### 作業内容 1
コメント集の「生きる意味を求め」で始まる段落を、大事な点を残して箇条書きにまとめてください。
### 作業内容 2
コメント集では、曽我真臣はどの映画に出た人として紹介されていますか。
### 作業内容 3
映画のコメント集を、最後の文の続きから書き進めてください。

### 読む文章
********

映画

- 完全版 -
コメント集
(敬称略)
緒方 貴臣(映画監督)
『飢えたライオン』監督
生きる意味を求め、何者かになろうと苦悩する若者たち。
あの公園の「ピエロ」の出現で、白と黒の世界に色彩が加えられ、
「青の時代」から「バラ色の時代」へと移行する。
観る人すべてに「あの頃」の記憶が蘇る。
根岸 憲一(撮影監督)
『淵に立つ』撮影
最初は狭い世界で生きていると思い込んでいる人物たちにリアリティが無く、
その仲間がつながっていく事によってリアリティが生まれてくるのかと思いきや、
そうでもなく。
でも、見ていくうちに、これはドキュメンタリーなんだって気がついて、
リアリティではなく仮想リアルが見えてきた時に驚きました。
映画の新しい分野が生まれたと感じると共に、映画にはリアルは無く、
計算して作られたリアリティで出来ていますが、この作品はドキュメンタリーだと思うのでリアルが表現されています。
映画的にはリアルは深い理解になりにくいのですが、最後の登場人物たちとリアルなダンスに共通する何かを感じた事が印象に残りました。
曽我 真臣(俳優)
『カメラを止めるな!』出演
この作品で一番に感じた事は、
人間関係が作られていく様子がかなりのリアリティで描かれている事だ。
序盤はお世辞にも魅力を感じられない人物達が、最低限のセリフで徐々に輝いて見えてくる。
印象に残るセリフも多く、大きな出来事が起こらないこの作品において
非常に大きなアクセントになっている。
主人公葛城は中々登場人物としての魅力が見えてこないのだが、
普通ならイラっとくるがなぜか憎めない葛城のキャラクターを品田さんが絶妙に
演じられていて、そのキャラクターで接する他の登場人物の魅力が先に掘り下げられる。その人物達と葛城の会話の中で、葛城の魅力が引き出され、還元される。
なるほど、夢中になっている自分がいる。
この作品から何を感じ取れるかは、人によって随分変わってくると思う。
どのシーンにどの人物の立ち位置で感情移入するかで、180度感想が変わる事もあるかと思う。大変興味深く不思議な魅力がある作品で、初めて観賞したが、既にまた観たくなっている自分がいる。
是非劇場でモラトリアムの不思議な魅力に触れていただきたい。
浅森 咲希奈(女優)
『カメラを止めるな!』出演
自分は何者であるのか。
何が好きで、何をしたいのか。
そんなことを追い求めていたあの頃の自分を重ね合わせ回顧した、
不思議な映画体験をしました。
この映画を観終わった今のあなたは
あの日、あの頃を
どのように感じるのでしょうか?

********

### 保存済みの記録
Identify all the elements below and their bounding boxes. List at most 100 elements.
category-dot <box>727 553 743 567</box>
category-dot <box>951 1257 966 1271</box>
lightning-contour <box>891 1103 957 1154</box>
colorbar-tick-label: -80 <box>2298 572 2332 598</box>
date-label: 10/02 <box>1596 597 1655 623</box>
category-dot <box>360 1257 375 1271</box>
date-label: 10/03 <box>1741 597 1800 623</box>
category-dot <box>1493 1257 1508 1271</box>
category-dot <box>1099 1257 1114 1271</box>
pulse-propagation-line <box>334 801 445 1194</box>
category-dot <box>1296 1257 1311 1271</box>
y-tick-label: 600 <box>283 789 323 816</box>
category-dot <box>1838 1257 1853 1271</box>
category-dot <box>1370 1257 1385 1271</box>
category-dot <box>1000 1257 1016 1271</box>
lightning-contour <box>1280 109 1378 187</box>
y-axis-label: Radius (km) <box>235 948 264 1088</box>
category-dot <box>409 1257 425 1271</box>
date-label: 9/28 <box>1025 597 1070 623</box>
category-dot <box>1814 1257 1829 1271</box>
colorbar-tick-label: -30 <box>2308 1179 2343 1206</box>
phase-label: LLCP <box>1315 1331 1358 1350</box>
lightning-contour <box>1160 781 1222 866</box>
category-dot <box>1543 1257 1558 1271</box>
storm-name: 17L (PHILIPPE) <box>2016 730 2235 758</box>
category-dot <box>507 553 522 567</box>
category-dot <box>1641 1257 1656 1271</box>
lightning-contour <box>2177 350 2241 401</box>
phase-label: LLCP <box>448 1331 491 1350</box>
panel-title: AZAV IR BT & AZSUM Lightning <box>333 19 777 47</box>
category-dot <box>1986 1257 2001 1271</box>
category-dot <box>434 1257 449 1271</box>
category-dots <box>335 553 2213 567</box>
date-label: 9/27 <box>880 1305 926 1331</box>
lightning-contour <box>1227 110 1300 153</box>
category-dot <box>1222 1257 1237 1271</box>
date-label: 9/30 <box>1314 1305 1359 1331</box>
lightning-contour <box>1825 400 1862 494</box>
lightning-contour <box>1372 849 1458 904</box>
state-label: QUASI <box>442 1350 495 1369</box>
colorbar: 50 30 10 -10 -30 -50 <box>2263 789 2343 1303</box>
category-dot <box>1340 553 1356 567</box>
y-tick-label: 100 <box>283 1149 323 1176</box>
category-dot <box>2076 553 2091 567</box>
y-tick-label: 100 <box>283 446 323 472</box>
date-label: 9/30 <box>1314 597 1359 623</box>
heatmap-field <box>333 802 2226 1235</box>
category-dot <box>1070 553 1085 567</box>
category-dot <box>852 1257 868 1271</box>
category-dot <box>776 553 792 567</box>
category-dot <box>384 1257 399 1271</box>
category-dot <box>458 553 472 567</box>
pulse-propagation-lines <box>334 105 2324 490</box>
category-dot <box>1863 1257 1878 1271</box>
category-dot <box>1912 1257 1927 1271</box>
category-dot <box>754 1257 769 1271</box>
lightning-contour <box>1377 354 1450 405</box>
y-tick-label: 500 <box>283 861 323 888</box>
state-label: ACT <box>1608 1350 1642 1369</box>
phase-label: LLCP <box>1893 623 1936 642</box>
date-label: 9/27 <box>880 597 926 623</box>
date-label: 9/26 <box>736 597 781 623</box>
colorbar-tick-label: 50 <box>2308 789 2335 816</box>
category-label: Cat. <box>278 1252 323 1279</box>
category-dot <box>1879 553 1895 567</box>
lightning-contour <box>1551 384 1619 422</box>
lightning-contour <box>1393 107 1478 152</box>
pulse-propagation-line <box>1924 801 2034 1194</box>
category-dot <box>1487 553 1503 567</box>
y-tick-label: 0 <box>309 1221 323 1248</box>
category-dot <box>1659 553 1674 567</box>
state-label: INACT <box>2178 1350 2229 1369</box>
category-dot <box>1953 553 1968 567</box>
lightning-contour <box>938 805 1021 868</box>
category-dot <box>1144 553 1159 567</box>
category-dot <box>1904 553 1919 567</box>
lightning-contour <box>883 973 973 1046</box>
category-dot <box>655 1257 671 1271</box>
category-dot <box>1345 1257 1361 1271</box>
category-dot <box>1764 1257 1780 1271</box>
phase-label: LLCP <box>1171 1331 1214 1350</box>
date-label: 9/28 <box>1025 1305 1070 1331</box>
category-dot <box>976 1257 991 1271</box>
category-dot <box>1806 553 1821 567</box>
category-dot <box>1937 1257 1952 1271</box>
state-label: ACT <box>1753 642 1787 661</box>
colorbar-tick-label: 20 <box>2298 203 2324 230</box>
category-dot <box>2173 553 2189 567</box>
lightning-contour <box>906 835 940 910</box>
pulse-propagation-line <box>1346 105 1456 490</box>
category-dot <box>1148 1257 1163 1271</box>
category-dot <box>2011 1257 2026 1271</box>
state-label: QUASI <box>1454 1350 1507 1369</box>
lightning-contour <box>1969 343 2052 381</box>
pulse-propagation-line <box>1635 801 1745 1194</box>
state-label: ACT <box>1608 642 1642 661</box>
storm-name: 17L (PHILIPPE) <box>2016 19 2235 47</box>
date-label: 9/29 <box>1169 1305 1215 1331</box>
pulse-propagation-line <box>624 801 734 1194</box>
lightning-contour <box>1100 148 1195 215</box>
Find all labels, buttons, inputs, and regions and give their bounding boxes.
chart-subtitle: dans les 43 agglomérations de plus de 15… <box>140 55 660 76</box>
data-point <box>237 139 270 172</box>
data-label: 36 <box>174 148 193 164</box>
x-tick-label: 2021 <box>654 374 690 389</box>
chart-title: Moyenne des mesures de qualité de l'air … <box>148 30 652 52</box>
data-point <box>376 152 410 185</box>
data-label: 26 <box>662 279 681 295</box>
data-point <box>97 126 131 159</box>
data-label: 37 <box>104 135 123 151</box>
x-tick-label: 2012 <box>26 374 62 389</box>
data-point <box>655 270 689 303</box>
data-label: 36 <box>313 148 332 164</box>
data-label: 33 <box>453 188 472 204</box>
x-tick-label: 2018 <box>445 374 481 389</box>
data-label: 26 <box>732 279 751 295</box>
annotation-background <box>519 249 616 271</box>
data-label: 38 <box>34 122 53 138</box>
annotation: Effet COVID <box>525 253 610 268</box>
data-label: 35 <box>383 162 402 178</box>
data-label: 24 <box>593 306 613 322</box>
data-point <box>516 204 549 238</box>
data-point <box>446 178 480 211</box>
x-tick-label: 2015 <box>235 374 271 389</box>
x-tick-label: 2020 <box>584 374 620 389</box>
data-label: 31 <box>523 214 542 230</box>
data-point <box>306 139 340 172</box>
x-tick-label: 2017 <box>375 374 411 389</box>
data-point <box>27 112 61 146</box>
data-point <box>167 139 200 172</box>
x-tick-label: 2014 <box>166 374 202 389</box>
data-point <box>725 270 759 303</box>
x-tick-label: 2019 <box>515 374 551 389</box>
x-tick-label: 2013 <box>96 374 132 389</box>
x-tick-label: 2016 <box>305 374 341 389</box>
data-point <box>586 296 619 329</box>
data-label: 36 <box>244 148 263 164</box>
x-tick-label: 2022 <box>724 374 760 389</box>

********

### 答えの例 1
- 生きる意味を求め、何者かになろうと悩む若者たちが描かれる。
- 公園に「ピエロ」が現れて、白と黒の世界に色がつく。
- 「青の時代」から「バラ色の時代」へ移っていく。
- 観た人はみんな「あの頃」の記憶がよみがえる。

### 答えの例 2
『カメラを止めるな!』です。

### 答えの例 3
ぜひ劇場で『モラトリアム』の世界を体験してほしいです。
松崎 まこと(映画活動家/放送作家)
温もりに救いを求め、寄り添うために身体を重ねることだってあるだろう。
でも多分、その行為に意味を見出そうと、すればするほどに、
心はすれ違っていくものなのか…。
メンヘラと、一言で片づけることなかれ。
品田誠をはじめ、いまだ知られざる若者たちが演じる、真っ直ぐに生きていくためのエゴイズム、煩悶と哀しみから、希望の光が垣間見えた。
藤原 季節(俳優)
『すじぼり』主演
僕らは誰かとの出逢いの中で自らが孤独であることを知り、
やがて相手の孤独に触れようとしてみることで、関係が生まれる。
2018年8月2日。満員の客席もまた、心が触れ合い関係が生まれる瞬間を待ち望み、映画『モラトリアム』を見つめていた。
でもこの映画の圧倒的孤独は、僕らを物語には立ち入らせなかった。
触れようとしたその瞬間に離れていく物語を、映画館にいた全員がただ見つめるしかなかった。
そしてそれは素晴しい映画体験だった。
上映後、映画館の廊下で主演の品田誠と目が合った時、僕らは同時に泣いた。
誰かの人生そのものと言える映画をスクリーンで全員で見つめる贅沢が、
胸を締め付けた。
清水 文太(アーティスト)
この映画を観た時と、観ている最中、観終わったあと、
全ての感覚が違って面白かった。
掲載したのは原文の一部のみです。